The problem
Filter the lines below, copying only those with the string "values".

┌──

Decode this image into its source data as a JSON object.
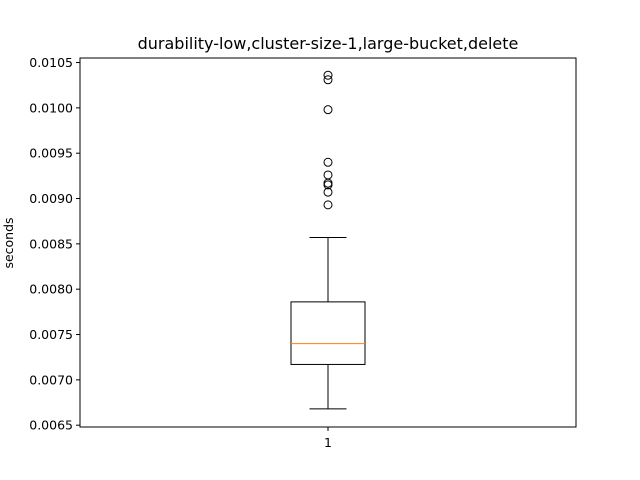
{
  "chart_data": {
    "type": "box",
    "title": "durability-low,cluster-size-1,large-bucket,delete",
    "xlabel": "",
    "ylabel": "seconds",
    "categories": [
      "1"
    ],
    "ylim": [
      0.00648,
      0.01055
    ],
    "yticks": [
      0.0065,
      0.007,
      0.0075,
      0.008,
      0.0085,
      0.009,
      0.0095,
      0.01,
      0.0105
    ],
    "ytick_labels": [
      "0.0065",
      "0.0070",
      "0.0075",
      "0.0080",
      "0.0085",
      "0.0090",
      "0.0095",
      "0.0100",
      "0.0105"
    ],
    "grid": false,
    "boxes": [
      {
        "category": "1",
        "whisker_low": 0.00668,
        "q1": 0.00717,
        "median": 0.0074,
        "q3": 0.00786,
        "whisker_high": 0.00857,
        "outliers": [
          0.00893,
          0.00907,
          0.00915,
          0.00917,
          0.00926,
          0.0094,
          0.00998,
          0.01031,
          0.01036
        ]
      }
    ],
    "colors": {
      "box": "#000000",
      "median": "#ff7f0e",
      "outlier": "#000000"
    }
  }
}
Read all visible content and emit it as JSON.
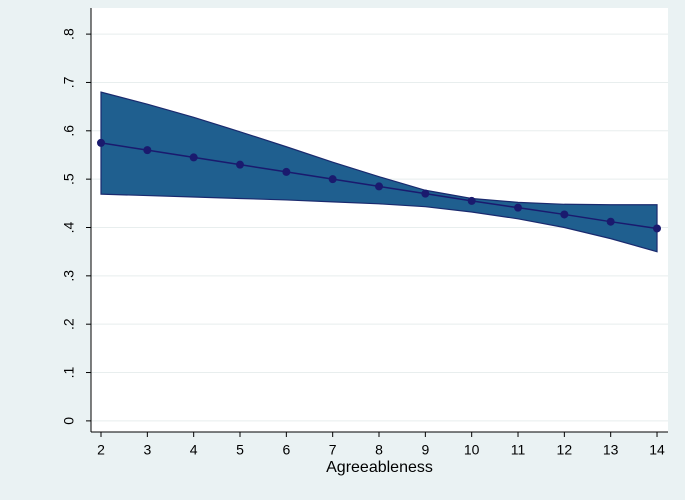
{
  "chart_data": {
    "type": "line",
    "xlabel": "Agreeableness",
    "x": [
      2,
      3,
      4,
      5,
      6,
      7,
      8,
      9,
      10,
      11,
      12,
      13,
      14
    ],
    "series": [
      {
        "color": "#1a1a6e",
        "values": [
          0.575,
          0.56,
          0.545,
          0.53,
          0.515,
          0.5,
          0.485,
          0.47,
          0.455,
          0.441,
          0.427,
          0.412,
          0.398
        ]
      }
    ],
    "band": {
      "color": "#1f5f8f",
      "upper": [
        0.68,
        0.655,
        0.628,
        0.598,
        0.567,
        0.535,
        0.505,
        0.477,
        0.46,
        0.452,
        0.448,
        0.447,
        0.447
      ],
      "lower": [
        0.469,
        0.466,
        0.463,
        0.46,
        0.457,
        0.453,
        0.449,
        0.443,
        0.432,
        0.418,
        0.4,
        0.377,
        0.35
      ]
    },
    "xlim": [
      1.784,
      14.237
    ],
    "xticks": [
      2,
      3,
      4,
      5,
      6,
      7,
      8,
      9,
      10,
      11,
      12,
      13,
      14
    ],
    "ylim": [
      -0.023,
      0.854
    ],
    "yticks": [
      0,
      {
        "value": 0.1,
        "label": ".1"
      },
      {
        "value": 0.2,
        "label": ".2"
      },
      {
        "value": 0.3,
        "label": ".3"
      },
      {
        "value": 0.4,
        "label": ".4"
      },
      {
        "value": 0.5,
        "label": ".5"
      },
      {
        "value": 0.6,
        "label": ".6"
      },
      {
        "value": 0.7,
        "label": ".7"
      },
      {
        "value": 0.8,
        "label": ".8"
      }
    ],
    "grid": true
  }
}
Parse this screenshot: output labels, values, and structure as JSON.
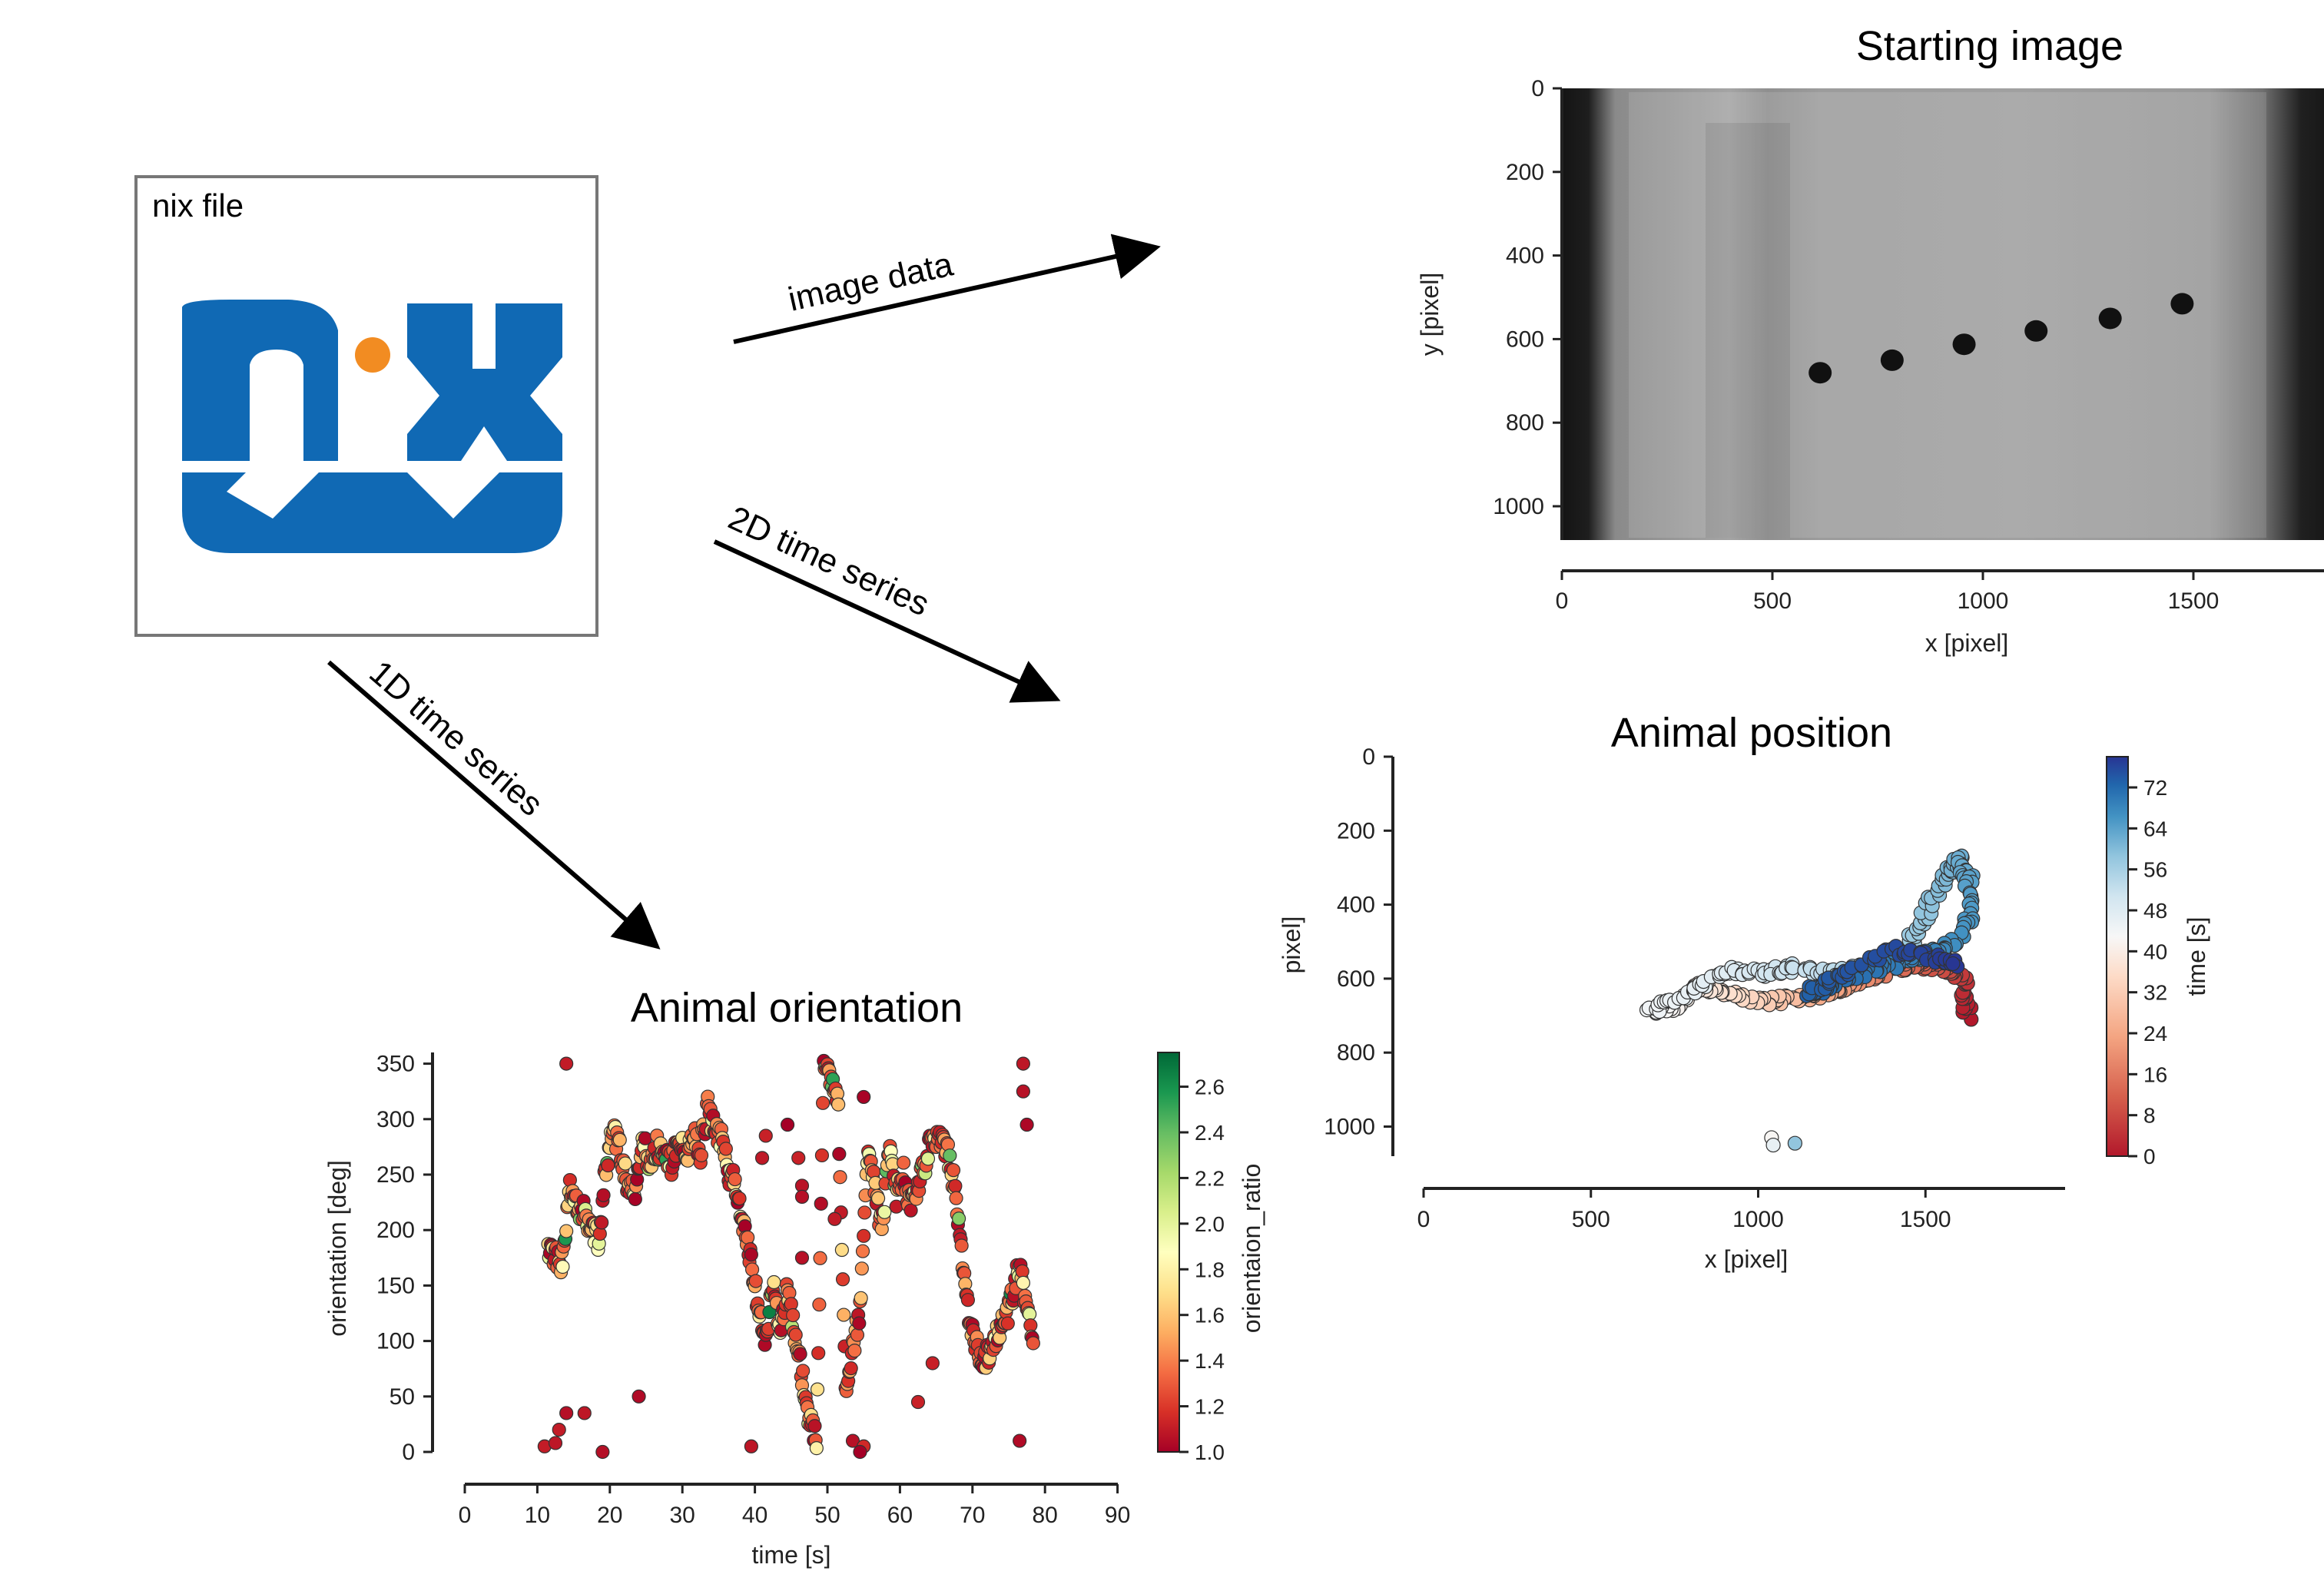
{
  "nix_box": {
    "label": "nix file",
    "logo_text": "nix",
    "logo_color": "#1069b4",
    "logo_dot_color": "#f28c22"
  },
  "arrows": {
    "image": "image data",
    "series2d": "2D time series",
    "series1d": "1D time series"
  },
  "starting_image": {
    "title": "Starting image",
    "xlabel": "x [pixel]",
    "ylabel": "y [pixel]",
    "xticks": [
      0,
      500,
      1000,
      1500
    ],
    "yticks": [
      0,
      200,
      400,
      600,
      800,
      1000
    ],
    "xlim": [
      0,
      1800
    ],
    "ylim": [
      1080,
      0
    ],
    "dots": [
      {
        "x": 610,
        "y": 680
      },
      {
        "x": 780,
        "y": 650
      },
      {
        "x": 950,
        "y": 612
      },
      {
        "x": 1120,
        "y": 580
      },
      {
        "x": 1295,
        "y": 550
      },
      {
        "x": 1465,
        "y": 515
      }
    ]
  },
  "chart_data": [
    {
      "type": "scatter",
      "title": "Animal position",
      "xlabel": "x [pixel]",
      "ylabel": "pixel]",
      "colorbar_label": "time [s]",
      "xlim": [
        0,
        1920
      ],
      "ylim": [
        1080,
        0
      ],
      "xticks": [
        0,
        500,
        1000,
        1500
      ],
      "yticks": [
        0,
        200,
        400,
        600,
        800,
        1000
      ],
      "colorbar_ticks": [
        0,
        8,
        16,
        24,
        32,
        40,
        48,
        56,
        64,
        72
      ],
      "clim": [
        0,
        78
      ],
      "colormap": [
        "#b2182b",
        "#d6604d",
        "#f4a582",
        "#fddbc7",
        "#f7f7f7",
        "#d1e5f0",
        "#92c5de",
        "#4393c3",
        "#2166ac",
        "#283593"
      ],
      "path": [
        {
          "t": 0,
          "x": 1625,
          "y": 700
        },
        {
          "t": 3,
          "x": 1620,
          "y": 610
        },
        {
          "t": 6,
          "x": 1560,
          "y": 570
        },
        {
          "t": 9,
          "x": 1470,
          "y": 560
        },
        {
          "t": 12,
          "x": 1380,
          "y": 585
        },
        {
          "t": 15,
          "x": 1290,
          "y": 610
        },
        {
          "t": 18,
          "x": 1200,
          "y": 640
        },
        {
          "t": 21,
          "x": 1110,
          "y": 655
        },
        {
          "t": 24,
          "x": 1010,
          "y": 660
        },
        {
          "t": 27,
          "x": 910,
          "y": 640
        },
        {
          "t": 30,
          "x": 830,
          "y": 620
        },
        {
          "t": 33,
          "x": 760,
          "y": 670
        },
        {
          "t": 36,
          "x": 680,
          "y": 690
        },
        {
          "t": 38,
          "x": 800,
          "y": 640
        },
        {
          "t": 40,
          "x": 900,
          "y": 580
        },
        {
          "t": 42,
          "x": 1000,
          "y": 585
        },
        {
          "t": 44,
          "x": 1100,
          "y": 570
        },
        {
          "t": 46,
          "x": 1220,
          "y": 585
        },
        {
          "t": 48,
          "x": 1350,
          "y": 560
        },
        {
          "t": 50,
          "x": 1450,
          "y": 520
        },
        {
          "t": 52,
          "x": 1500,
          "y": 420
        },
        {
          "t": 54,
          "x": 1560,
          "y": 330
        },
        {
          "t": 56,
          "x": 1600,
          "y": 280
        },
        {
          "t": 58,
          "x": 1630,
          "y": 330
        },
        {
          "t": 60,
          "x": 1630,
          "y": 450
        },
        {
          "t": 62,
          "x": 1560,
          "y": 520
        },
        {
          "t": 64,
          "x": 1480,
          "y": 540
        },
        {
          "t": 66,
          "x": 1370,
          "y": 570
        },
        {
          "t": 68,
          "x": 1260,
          "y": 600
        },
        {
          "t": 70,
          "x": 1150,
          "y": 640
        },
        {
          "t": 72,
          "x": 1230,
          "y": 590
        },
        {
          "t": 74,
          "x": 1400,
          "y": 520
        },
        {
          "t": 76,
          "x": 1520,
          "y": 545
        },
        {
          "t": 78,
          "x": 1600,
          "y": 565
        }
      ],
      "outliers": [
        {
          "t": 34,
          "x": 1040,
          "y": 1030
        },
        {
          "t": 38,
          "x": 1045,
          "y": 1050
        },
        {
          "t": 52,
          "x": 1110,
          "y": 1045
        }
      ]
    },
    {
      "type": "scatter",
      "title": "Animal orientation",
      "xlabel": "time [s]",
      "ylabel": "orientation [deg]",
      "colorbar_label": "orientaion_ratio",
      "xlim": [
        0,
        90
      ],
      "ylim": [
        0,
        360
      ],
      "xticks": [
        0,
        10,
        20,
        30,
        40,
        50,
        60,
        70,
        80,
        90
      ],
      "yticks": [
        0,
        50,
        100,
        150,
        200,
        250,
        300,
        350
      ],
      "colorbar_ticks": [
        1.0,
        1.2,
        1.4,
        1.6,
        1.8,
        2.0,
        2.2,
        2.4,
        2.6
      ],
      "clim": [
        1.0,
        2.75
      ],
      "colormap": [
        "#a50026",
        "#d73027",
        "#f46d43",
        "#fdae61",
        "#fee08b",
        "#ffffbf",
        "#d9ef8b",
        "#a6d96a",
        "#66bd63",
        "#1a9850",
        "#006837"
      ],
      "track": [
        {
          "t": 11.5,
          "y": 180
        },
        {
          "t": 12.5,
          "y": 175
        },
        {
          "t": 13.5,
          "y": 170
        },
        {
          "t": 14.5,
          "y": 240
        },
        {
          "t": 15.5,
          "y": 220
        },
        {
          "t": 16.5,
          "y": 215
        },
        {
          "t": 17.5,
          "y": 205
        },
        {
          "t": 18.5,
          "y": 190
        },
        {
          "t": 19.5,
          "y": 260
        },
        {
          "t": 20.5,
          "y": 290
        },
        {
          "t": 21.5,
          "y": 270
        },
        {
          "t": 22.5,
          "y": 240
        },
        {
          "t": 23.5,
          "y": 230
        },
        {
          "t": 24.5,
          "y": 280
        },
        {
          "t": 25.5,
          "y": 260
        },
        {
          "t": 26.5,
          "y": 275
        },
        {
          "t": 27.5,
          "y": 265
        },
        {
          "t": 28.5,
          "y": 260
        },
        {
          "t": 29.5,
          "y": 285
        },
        {
          "t": 30.5,
          "y": 265
        },
        {
          "t": 31.5,
          "y": 285
        },
        {
          "t": 32.5,
          "y": 270
        },
        {
          "t": 33.5,
          "y": 310
        },
        {
          "t": 34.5,
          "y": 290
        },
        {
          "t": 35.5,
          "y": 280
        },
        {
          "t": 36.5,
          "y": 250
        },
        {
          "t": 37.5,
          "y": 240
        },
        {
          "t": 38.5,
          "y": 200
        },
        {
          "t": 39.5,
          "y": 170
        },
        {
          "t": 40.5,
          "y": 130
        },
        {
          "t": 41.5,
          "y": 100
        },
        {
          "t": 42.5,
          "y": 150
        },
        {
          "t": 43.5,
          "y": 110
        },
        {
          "t": 44.5,
          "y": 150
        },
        {
          "t": 45.5,
          "y": 100
        },
        {
          "t": 46.5,
          "y": 70
        },
        {
          "t": 47.5,
          "y": 30
        },
        {
          "t": 48.5,
          "y": 10
        },
        {
          "t": 49.5,
          "y": 355
        },
        {
          "t": 50.5,
          "y": 340
        },
        {
          "t": 51.5,
          "y": 310
        },
        {
          "t": 52.5,
          "y": 60
        },
        {
          "t": 53.5,
          "y": 90
        },
        {
          "t": 54.5,
          "y": 130
        },
        {
          "t": 55.5,
          "y": 270
        },
        {
          "t": 56.5,
          "y": 240
        },
        {
          "t": 57.5,
          "y": 200
        },
        {
          "t": 58.5,
          "y": 270
        },
        {
          "t": 59.5,
          "y": 230
        },
        {
          "t": 60.5,
          "y": 250
        },
        {
          "t": 61.5,
          "y": 220
        },
        {
          "t": 62.5,
          "y": 240
        },
        {
          "t": 63.5,
          "y": 260
        },
        {
          "t": 64.5,
          "y": 285
        },
        {
          "t": 65.5,
          "y": 280
        },
        {
          "t": 66.5,
          "y": 270
        },
        {
          "t": 67.5,
          "y": 240
        },
        {
          "t": 68.5,
          "y": 180
        },
        {
          "t": 69.5,
          "y": 120
        },
        {
          "t": 70.5,
          "y": 100
        },
        {
          "t": 71.5,
          "y": 80
        },
        {
          "t": 72.5,
          "y": 95
        },
        {
          "t": 73.5,
          "y": 110
        },
        {
          "t": 74.5,
          "y": 115
        },
        {
          "t": 75.5,
          "y": 140
        },
        {
          "t": 76.5,
          "y": 170
        },
        {
          "t": 77.5,
          "y": 130
        },
        {
          "t": 78.5,
          "y": 95
        }
      ],
      "scattered": [
        {
          "t": 14,
          "y": 350
        },
        {
          "t": 13,
          "y": 20
        },
        {
          "t": 14,
          "y": 35
        },
        {
          "t": 16.5,
          "y": 35
        },
        {
          "t": 19,
          "y": 0
        },
        {
          "t": 24,
          "y": 50
        },
        {
          "t": 39.5,
          "y": 5
        },
        {
          "t": 41,
          "y": 265
        },
        {
          "t": 41.5,
          "y": 285
        },
        {
          "t": 44.5,
          "y": 295
        },
        {
          "t": 46,
          "y": 265
        },
        {
          "t": 46.5,
          "y": 240
        },
        {
          "t": 46.5,
          "y": 230
        },
        {
          "t": 46.5,
          "y": 175
        },
        {
          "t": 51,
          "y": 210
        },
        {
          "t": 55,
          "y": 320
        },
        {
          "t": 62.5,
          "y": 45
        },
        {
          "t": 64.5,
          "y": 80
        },
        {
          "t": 77,
          "y": 350
        },
        {
          "t": 77,
          "y": 325
        },
        {
          "t": 76.5,
          "y": 10
        },
        {
          "t": 77.5,
          "y": 295
        },
        {
          "t": 11,
          "y": 5
        },
        {
          "t": 12.5,
          "y": 8
        },
        {
          "t": 53.5,
          "y": 10
        },
        {
          "t": 55,
          "y": 5
        },
        {
          "t": 54.5,
          "y": 0
        }
      ]
    }
  ]
}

└──

Final answer
        "values": [
Parse this screenshot: output labels, values, and structure as JSON.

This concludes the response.